### Goals
1. In the post about autumn wanderings close to home, list the animals named in the paragraph beginning "I remember our first hours back in England".
2. Copy word for word the part of the post about autumn wanderings close to home from "You probably won’t" to "this so far.".

Start of Provided passage

You probably won’t be surprised to hear that life has slipped several notches down the thrill-o-meter since we’ve been back home and at work. It’s ok: we accept it and were not complaining because we know how lucky we are to have such a ‘problem’! But a colleague, friend and fellow world wandering adventurer reminded me the other day that this green and pleasant land in which we live really has a lot to offer. I’m not sure we’ve really been taking advantage of this so far.
I remember our first hours back in England – travelling south-east via train, bus and car – thinking how beautiful and varied our country is. Rolling hills, fields of cattle and flocks of sheep, distant crumbling ruins, rows of stone cottages… It’s unlike anything in Asia or the Americas. Noisy howler monkeys and skittish lizards, lush rice paddies and grazing water buffalo add a certain novelty to an afternoon stroll but it’s all too easy to take for granted what’s on our doorstep.
Being away also reminded me how wonderful it is to have seasons. Sure, the weather can be unpredictable and sometimes we’d rather a bit less rain or a little more sun, but at least it changes throughout the year and there are no crazy extremes to deal with. This time last year we were experiencing the full force of south-east Asia’s rainy season and were only a few days away from typhoon Haiyan’s approach.
Given all these recent musings, we’ve resolved to find the motivation to get out and about more often. Autumn’s crispness and colour seemed as good a reason as any. Less exotic, very familiar to some of you, but wanderings nevertheless.
You may also notice that I’ve been experimenting with some photo editing for the first time; just using the Snapseed app on my Galaxy Note. I’m still learning but hopefully they look alright!
About a fortnight ago, our first weekend wandering was to Calke Abbey, a National Trust property about half an hour away from where we live. Actually, we last visited on the day we got engaged (19th May 2013) although Dean didn’t produce the Kinder Egg and pop the question until later in the day! It’s known as the ‘unstately’ home since the house and stables have been left largely unrestored.
The approach to the visitors’ centre is more than a mile of driveway beginning with a canopy of trees which are then exchanged for sweeping views over fields of sheep, many of whom will amble on and off the road, undeterred by vehicles, only meandering out of the way in their own sweet time.

End of Provided passage
Start of Extracted material

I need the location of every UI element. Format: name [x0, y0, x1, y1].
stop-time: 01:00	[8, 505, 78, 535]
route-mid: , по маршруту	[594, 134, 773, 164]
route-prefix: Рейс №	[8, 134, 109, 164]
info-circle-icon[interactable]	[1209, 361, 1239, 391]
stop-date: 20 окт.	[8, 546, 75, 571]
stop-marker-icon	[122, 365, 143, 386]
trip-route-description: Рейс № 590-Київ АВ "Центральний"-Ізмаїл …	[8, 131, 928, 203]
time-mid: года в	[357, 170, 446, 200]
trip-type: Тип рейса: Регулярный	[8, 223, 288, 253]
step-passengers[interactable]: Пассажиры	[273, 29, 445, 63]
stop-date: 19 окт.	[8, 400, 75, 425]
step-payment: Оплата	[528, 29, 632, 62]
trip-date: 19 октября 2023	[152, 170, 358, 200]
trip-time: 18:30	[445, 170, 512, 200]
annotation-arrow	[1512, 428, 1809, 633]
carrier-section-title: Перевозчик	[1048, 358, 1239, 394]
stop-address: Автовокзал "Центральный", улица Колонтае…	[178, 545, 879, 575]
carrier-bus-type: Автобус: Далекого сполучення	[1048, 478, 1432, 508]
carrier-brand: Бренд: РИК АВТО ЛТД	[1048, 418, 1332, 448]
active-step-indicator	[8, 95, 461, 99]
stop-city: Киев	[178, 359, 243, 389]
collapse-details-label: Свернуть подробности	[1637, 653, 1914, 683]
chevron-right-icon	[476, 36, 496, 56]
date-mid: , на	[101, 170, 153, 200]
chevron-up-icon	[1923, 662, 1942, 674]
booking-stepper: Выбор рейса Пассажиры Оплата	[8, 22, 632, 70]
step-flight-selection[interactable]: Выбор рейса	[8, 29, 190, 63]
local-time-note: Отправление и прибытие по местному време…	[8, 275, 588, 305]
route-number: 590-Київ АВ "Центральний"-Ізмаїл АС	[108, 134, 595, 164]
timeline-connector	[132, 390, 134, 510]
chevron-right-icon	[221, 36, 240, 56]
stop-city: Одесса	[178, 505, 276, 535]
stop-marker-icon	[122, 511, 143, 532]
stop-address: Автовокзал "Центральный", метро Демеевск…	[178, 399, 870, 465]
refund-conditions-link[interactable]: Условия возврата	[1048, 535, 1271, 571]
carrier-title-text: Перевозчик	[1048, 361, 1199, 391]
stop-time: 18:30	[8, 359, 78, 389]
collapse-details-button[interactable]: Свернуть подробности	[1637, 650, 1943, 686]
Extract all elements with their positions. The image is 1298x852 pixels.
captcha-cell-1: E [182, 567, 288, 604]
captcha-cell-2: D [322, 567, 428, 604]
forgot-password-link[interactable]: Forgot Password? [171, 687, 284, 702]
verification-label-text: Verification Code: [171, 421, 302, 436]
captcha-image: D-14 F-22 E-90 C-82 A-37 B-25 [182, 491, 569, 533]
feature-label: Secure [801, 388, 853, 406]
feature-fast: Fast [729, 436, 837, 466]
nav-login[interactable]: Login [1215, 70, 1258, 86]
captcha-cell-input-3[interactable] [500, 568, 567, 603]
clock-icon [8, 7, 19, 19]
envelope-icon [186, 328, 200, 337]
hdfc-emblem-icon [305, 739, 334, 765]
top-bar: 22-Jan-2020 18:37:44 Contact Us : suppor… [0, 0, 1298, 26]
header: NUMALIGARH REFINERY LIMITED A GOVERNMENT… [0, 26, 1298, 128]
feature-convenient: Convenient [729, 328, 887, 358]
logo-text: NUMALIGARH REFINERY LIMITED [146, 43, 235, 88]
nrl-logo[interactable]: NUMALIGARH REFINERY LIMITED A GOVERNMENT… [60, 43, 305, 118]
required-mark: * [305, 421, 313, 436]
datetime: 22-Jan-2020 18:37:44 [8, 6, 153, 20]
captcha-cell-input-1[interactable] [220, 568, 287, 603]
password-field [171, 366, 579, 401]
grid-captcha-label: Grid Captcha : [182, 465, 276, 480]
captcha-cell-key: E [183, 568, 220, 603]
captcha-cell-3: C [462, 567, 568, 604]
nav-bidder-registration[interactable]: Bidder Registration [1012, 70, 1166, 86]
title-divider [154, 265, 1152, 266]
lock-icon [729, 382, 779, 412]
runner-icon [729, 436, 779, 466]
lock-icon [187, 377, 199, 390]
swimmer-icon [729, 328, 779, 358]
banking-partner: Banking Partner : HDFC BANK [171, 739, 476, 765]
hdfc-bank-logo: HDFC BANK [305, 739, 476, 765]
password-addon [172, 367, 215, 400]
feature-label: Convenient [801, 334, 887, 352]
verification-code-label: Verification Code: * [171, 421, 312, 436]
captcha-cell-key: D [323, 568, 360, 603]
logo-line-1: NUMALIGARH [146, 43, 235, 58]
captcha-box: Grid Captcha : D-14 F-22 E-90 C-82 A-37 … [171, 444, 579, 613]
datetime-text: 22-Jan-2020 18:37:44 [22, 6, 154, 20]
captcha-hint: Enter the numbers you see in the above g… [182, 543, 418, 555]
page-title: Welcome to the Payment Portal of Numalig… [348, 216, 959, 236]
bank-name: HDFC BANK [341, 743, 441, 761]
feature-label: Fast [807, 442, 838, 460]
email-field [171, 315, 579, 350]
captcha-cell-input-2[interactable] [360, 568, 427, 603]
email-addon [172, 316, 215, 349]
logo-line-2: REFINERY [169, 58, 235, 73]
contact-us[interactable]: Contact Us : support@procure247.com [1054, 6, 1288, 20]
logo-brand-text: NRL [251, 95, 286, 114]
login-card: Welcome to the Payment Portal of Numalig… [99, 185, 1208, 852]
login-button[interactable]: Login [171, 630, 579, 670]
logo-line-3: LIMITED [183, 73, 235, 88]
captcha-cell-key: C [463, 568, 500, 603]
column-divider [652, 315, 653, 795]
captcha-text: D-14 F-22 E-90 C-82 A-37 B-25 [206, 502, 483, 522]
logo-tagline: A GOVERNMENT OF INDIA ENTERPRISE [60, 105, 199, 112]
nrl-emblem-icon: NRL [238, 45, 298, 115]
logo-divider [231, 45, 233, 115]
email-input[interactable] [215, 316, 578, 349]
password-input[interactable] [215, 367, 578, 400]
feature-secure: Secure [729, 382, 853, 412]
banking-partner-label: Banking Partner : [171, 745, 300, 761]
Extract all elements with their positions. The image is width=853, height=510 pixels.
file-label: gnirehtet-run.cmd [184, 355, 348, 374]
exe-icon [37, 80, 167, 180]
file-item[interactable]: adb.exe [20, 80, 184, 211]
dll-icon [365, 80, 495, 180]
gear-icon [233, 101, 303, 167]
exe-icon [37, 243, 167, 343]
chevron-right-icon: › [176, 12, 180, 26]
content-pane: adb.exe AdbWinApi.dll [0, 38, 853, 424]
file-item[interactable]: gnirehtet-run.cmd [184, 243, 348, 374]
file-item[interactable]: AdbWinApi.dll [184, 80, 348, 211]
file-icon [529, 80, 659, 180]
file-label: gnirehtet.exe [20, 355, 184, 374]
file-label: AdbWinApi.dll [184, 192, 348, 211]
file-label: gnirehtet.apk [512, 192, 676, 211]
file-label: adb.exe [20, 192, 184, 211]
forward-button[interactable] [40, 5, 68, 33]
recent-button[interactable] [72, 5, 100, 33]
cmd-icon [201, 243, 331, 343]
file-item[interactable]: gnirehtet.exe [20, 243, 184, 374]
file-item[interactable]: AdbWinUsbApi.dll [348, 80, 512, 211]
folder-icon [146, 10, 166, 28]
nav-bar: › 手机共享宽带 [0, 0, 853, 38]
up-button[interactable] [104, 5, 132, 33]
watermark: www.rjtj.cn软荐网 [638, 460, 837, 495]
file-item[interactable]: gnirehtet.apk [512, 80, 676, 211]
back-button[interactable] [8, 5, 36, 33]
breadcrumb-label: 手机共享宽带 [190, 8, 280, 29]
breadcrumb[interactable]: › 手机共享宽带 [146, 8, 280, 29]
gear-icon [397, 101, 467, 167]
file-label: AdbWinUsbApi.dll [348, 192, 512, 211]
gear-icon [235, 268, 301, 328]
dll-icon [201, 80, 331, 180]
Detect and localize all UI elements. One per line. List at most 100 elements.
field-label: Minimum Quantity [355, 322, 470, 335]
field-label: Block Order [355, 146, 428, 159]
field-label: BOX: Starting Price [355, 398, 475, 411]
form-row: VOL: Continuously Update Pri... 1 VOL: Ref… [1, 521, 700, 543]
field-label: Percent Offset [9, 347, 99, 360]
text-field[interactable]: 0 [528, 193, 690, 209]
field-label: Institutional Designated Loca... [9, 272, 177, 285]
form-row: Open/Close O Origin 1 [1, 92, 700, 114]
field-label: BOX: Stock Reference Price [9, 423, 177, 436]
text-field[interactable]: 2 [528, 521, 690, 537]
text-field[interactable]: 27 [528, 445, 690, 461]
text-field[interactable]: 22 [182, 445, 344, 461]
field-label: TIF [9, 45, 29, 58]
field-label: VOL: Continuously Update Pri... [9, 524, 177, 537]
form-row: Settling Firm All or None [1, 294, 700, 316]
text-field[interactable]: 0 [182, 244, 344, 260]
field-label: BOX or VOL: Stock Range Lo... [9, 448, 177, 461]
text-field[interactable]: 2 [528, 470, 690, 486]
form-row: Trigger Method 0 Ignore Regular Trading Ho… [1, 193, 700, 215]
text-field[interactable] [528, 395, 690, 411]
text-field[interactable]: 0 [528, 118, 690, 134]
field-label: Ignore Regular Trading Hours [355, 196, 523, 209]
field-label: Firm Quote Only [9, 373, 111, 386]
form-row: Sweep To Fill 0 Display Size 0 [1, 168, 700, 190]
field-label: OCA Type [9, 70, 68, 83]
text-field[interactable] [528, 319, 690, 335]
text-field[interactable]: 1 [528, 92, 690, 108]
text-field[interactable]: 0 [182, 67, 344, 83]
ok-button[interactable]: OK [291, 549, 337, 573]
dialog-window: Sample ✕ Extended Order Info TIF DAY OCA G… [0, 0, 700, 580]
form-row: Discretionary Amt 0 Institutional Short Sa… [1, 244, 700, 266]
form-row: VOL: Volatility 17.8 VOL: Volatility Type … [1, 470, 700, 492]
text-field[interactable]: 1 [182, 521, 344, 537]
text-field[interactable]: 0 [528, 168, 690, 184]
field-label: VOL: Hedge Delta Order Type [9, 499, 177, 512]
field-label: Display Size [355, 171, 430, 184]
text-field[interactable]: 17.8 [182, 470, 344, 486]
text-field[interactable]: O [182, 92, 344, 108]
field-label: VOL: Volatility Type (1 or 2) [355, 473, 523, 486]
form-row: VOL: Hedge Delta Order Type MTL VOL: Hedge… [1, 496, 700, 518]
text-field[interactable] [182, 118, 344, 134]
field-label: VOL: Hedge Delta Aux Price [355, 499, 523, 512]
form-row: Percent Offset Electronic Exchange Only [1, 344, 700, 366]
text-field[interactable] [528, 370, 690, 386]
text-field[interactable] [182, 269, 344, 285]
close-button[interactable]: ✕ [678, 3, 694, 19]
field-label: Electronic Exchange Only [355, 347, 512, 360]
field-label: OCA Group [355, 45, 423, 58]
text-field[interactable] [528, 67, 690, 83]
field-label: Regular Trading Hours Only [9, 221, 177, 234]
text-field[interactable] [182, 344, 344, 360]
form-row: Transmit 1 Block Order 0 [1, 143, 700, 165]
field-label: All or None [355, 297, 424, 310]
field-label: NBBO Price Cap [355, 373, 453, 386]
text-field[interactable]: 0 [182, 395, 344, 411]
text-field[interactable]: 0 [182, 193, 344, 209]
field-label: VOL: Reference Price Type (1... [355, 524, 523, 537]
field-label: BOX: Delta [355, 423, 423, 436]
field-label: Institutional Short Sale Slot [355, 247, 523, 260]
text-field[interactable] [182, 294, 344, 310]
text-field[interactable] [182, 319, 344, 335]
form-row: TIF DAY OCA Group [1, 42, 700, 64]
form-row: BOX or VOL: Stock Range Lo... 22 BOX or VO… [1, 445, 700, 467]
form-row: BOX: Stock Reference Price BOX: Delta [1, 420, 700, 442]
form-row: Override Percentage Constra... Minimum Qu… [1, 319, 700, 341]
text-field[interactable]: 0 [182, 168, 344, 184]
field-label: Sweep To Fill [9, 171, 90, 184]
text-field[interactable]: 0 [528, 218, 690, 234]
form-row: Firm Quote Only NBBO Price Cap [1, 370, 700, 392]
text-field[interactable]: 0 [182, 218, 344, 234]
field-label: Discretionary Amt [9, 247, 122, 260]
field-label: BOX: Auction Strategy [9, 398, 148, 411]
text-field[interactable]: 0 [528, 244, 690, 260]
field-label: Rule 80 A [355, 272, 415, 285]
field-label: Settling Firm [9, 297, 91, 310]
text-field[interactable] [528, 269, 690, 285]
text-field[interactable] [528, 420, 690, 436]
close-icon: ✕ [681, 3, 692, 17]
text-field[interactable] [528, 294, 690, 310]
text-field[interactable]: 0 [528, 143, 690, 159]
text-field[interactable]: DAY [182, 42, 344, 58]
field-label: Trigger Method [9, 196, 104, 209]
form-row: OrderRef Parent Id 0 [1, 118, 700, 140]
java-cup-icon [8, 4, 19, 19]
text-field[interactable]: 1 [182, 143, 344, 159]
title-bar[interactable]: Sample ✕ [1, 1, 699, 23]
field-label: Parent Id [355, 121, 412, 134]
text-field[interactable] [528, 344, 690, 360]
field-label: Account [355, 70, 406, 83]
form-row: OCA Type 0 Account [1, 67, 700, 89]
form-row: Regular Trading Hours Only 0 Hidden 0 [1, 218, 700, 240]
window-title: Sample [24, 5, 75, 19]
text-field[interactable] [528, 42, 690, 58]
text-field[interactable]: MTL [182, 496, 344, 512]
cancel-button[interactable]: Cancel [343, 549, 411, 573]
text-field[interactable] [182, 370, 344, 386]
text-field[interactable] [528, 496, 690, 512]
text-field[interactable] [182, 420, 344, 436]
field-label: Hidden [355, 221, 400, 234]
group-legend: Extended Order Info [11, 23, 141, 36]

End of Extracted material

### Answers per task
1.
- cattle
- sheep
- howler monkeys
- lizards
- water buffalo

2.
You probably won’t be surprised to hear that life has slipped several notches down the thrill-o-meter since we’ve been back home and at work. It’s ok: we accept it and were not complaining because we know how lucky we are to have such a ‘problem’! But a colleague, friend and fellow world wandering adventurer reminded me the other day that this green and pleasant land in which we live really has a lot to offer. I’m not sure we’ve really been taking advantage of this so far.